## Your goal
Please repeat everything in the DFS versus BFS question below from "If we want to" down to "is O(2^h * h).", word for word.

## Extract to read
Is DFS better than BFS for space complexity when finding path from root to a node in a tree?

For simplicity, and I think without loss of generality, we can consider a binary tree. Suppose that we want to find the path between the root node and some node in the tree (we don't know where it is and only that it exists in the tree).

Worst case scenario is if the node was a leaf node at the largest depth.

If we want to find the path to this node, is DFS a lot better memory wise? DFS would incur O(h) (h = height of tree) recursion space and the space used to store the current path is also O(h) (not certain of this, but I think this is right). So the space complexity is O(h) I believe.

If we used BFS, we'd end up storing like 2^h paths with each path being O(h) long. So the space complexity is O(2^h * h).

Is this analysis correct, or am I missing something here?

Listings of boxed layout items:
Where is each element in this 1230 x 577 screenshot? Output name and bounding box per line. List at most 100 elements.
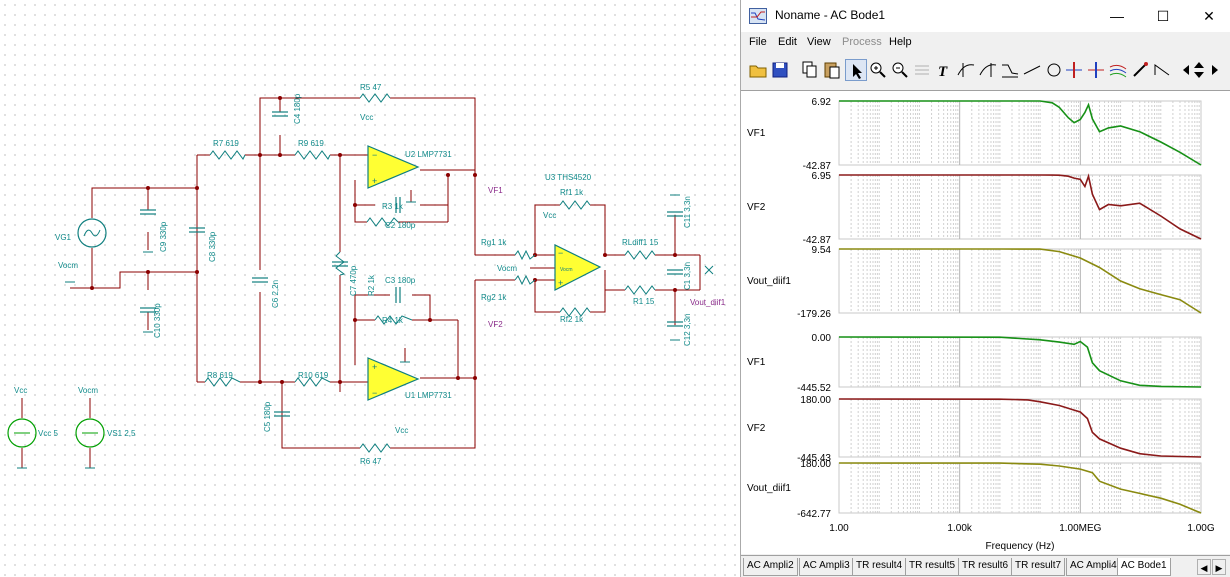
label-vocm-src: Vocm <box>78 386 98 395</box>
grounds <box>17 194 680 469</box>
panel-frame <box>838 462 1202 514</box>
label-c5: C5 180p <box>263 401 272 432</box>
x-tick-label: 1.00G <box>1187 523 1214 534</box>
scroll-updown-icon[interactable] <box>1188 59 1204 81</box>
tab-ac-ampli4[interactable]: AC Ampli4 <box>1066 558 1121 576</box>
tab-tr-result5[interactable]: TR result5 <box>905 558 960 576</box>
tab-ac-bode1[interactable]: AC Bode1 <box>1117 558 1171 576</box>
svg-text:−: − <box>372 388 377 398</box>
y-tick-label: 180.00 <box>800 459 831 470</box>
wires <box>21 97 701 468</box>
label-vcc-u3: Vcc <box>543 211 556 220</box>
svg-text:+: + <box>372 176 377 186</box>
cursor-b-icon[interactable] <box>977 59 999 81</box>
zoom-out-icon[interactable] <box>889 59 911 81</box>
text-icon[interactable]: T <box>933 59 955 81</box>
label-vg1: VG1 <box>55 233 72 242</box>
cursor-a-icon[interactable] <box>955 59 977 81</box>
label-vcc-u2: Vcc <box>360 113 373 122</box>
paste-icon[interactable] <box>821 59 843 81</box>
svg-text:+: + <box>372 362 377 372</box>
tab-tr-result6[interactable]: TR result6 <box>958 558 1013 576</box>
panel-frame <box>838 248 1202 314</box>
menu-help[interactable]: Help <box>889 36 912 48</box>
menu-edit[interactable]: Edit <box>778 36 797 48</box>
label-r6: R6 47 <box>360 457 382 466</box>
grid-icon[interactable] <box>911 59 933 81</box>
graph-icon[interactable] <box>999 59 1021 81</box>
schematic-drawing: − + + − − + R5 47 C4 180p R9 619 R7 619 Vcc… <box>7 83 726 469</box>
label-rf1: Rf1 1k <box>560 188 584 197</box>
marker-b-icon[interactable] <box>1085 59 1107 81</box>
copy-icon[interactable] <box>799 59 821 81</box>
svg-text:−: − <box>558 248 563 258</box>
output-probe-icon <box>704 265 714 275</box>
trace-phase-vf1 <box>838 336 1202 388</box>
tab-ac-ampli2[interactable]: AC Ampli2 <box>743 558 798 576</box>
label-c3: C3 180p <box>385 276 416 285</box>
series-label: Vout_diif1 <box>747 483 791 494</box>
pointer-icon[interactable] <box>845 59 867 81</box>
marker-a-icon[interactable] <box>1063 59 1085 81</box>
y-tick-label: -445.52 <box>797 383 831 394</box>
menu-view[interactable]: View <box>807 36 831 48</box>
label-r5: R5 47 <box>360 83 382 92</box>
label-c7: C7 470p <box>349 265 358 296</box>
panel-frame <box>838 398 1202 458</box>
menu-file[interactable]: File <box>749 36 767 48</box>
tab-scroll-left-icon[interactable]: ◀ <box>1197 559 1211 575</box>
tab-scroll-right-icon[interactable]: ▶ <box>1212 559 1226 575</box>
series-label: Vout_diif1 <box>747 276 791 287</box>
menu-bar: File Edit View Process Help <box>741 34 1230 54</box>
trace-phase-vout_diif1 <box>838 462 1202 514</box>
svg-text:−: − <box>372 150 377 160</box>
close-button[interactable]: ✕ <box>1189 0 1229 32</box>
maximize-button[interactable]: ☐ <box>1143 0 1183 32</box>
tab-tr-result4[interactable]: TR result4 <box>852 558 907 576</box>
label-vocm-u3: Vocm <box>497 264 517 273</box>
schematic-canvas[interactable]: − + + − − + R5 47 C4 180p R9 619 R7 619 Vcc… <box>0 0 740 577</box>
label-r2: R2 1k <box>367 274 376 296</box>
minimize-button[interactable]: — <box>1097 0 1137 32</box>
title-bar[interactable]: Noname - AC Bode1 — ☐ ✕ <box>741 0 1230 32</box>
label-u1: U1 LMP7731 <box>405 391 452 400</box>
label-r9: R9 619 <box>298 139 324 148</box>
svg-text:+: + <box>558 278 563 288</box>
label-c1: C1 3,3n <box>683 262 692 290</box>
trace-phase-vf2 <box>838 398 1202 458</box>
series-label: VF2 <box>747 423 766 434</box>
y-tick-label: -179.26 <box>797 309 831 320</box>
scroll-left-icon[interactable] <box>1175 59 1189 81</box>
circle-icon[interactable] <box>1043 59 1065 81</box>
net-vout: Vout_diif1 <box>690 298 726 307</box>
tab-ac-ampli3[interactable]: AC Ampli3 <box>799 558 854 576</box>
open-folder-icon[interactable] <box>747 59 769 81</box>
menu-process[interactable]: Process <box>842 36 882 48</box>
bode-plot-area[interactable]: 6.92 -42.87 VF1 6.95 -42.87 VF2 9.54 -179.26 Vou… <box>741 90 1230 554</box>
pen-icon[interactable] <box>1129 59 1151 81</box>
label-rldiff1: RLdiff1 15 <box>622 238 659 247</box>
save-icon[interactable] <box>769 59 791 81</box>
arrow-icon[interactable] <box>1151 59 1173 81</box>
opamp-pins: − + + − − + <box>372 150 563 398</box>
label-vocm-left: Vocm <box>58 261 78 270</box>
traces-icon[interactable] <box>1107 59 1129 81</box>
scroll-right-icon[interactable] <box>1204 59 1218 81</box>
junctions <box>90 96 677 384</box>
label-r8: R8 619 <box>207 371 233 380</box>
label-rg1: Rg1 1k <box>481 238 507 247</box>
bode-window: Noname - AC Bode1 — ☐ ✕ File Edit View P… <box>740 0 1230 577</box>
toolbar: T <box>741 57 1230 85</box>
label-opamp-inner: Vocm <box>560 267 573 273</box>
label-r1: R1 15 <box>633 297 655 306</box>
y-tick-label: -642.77 <box>797 509 831 520</box>
x-tick-label: 1.00k <box>947 523 972 534</box>
zoom-in-icon[interactable] <box>867 59 889 81</box>
tab-tr-result7[interactable]: TR result7 <box>1011 558 1066 576</box>
label-vcc-src-value: Vcc 5 <box>38 429 59 438</box>
tab-bar: AC Ampli2 AC Ampli3 TR result4 TR result… <box>741 555 1230 577</box>
trace-amplitude-vf2 <box>839 173 1202 240</box>
bode-plot[interactable]: 6.92-42.87VF16.95-42.87VF29.54-179.26Vou… <box>741 91 1230 555</box>
label-r7: R7 619 <box>213 139 239 148</box>
line-icon[interactable] <box>1021 59 1043 81</box>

## Right answer
If we want to find the path to this node, is DFS a lot better memory wise? DFS would incur O(h) (h = height of tree) recursion space and the space used to store the current path is also O(h) (not certain of this, but I think this is right). So the space complexity is O(h) I believe.

If we used BFS, we'd end up storing like 2^h paths with each path being O(h) long. So the space complexity is O(2^h * h).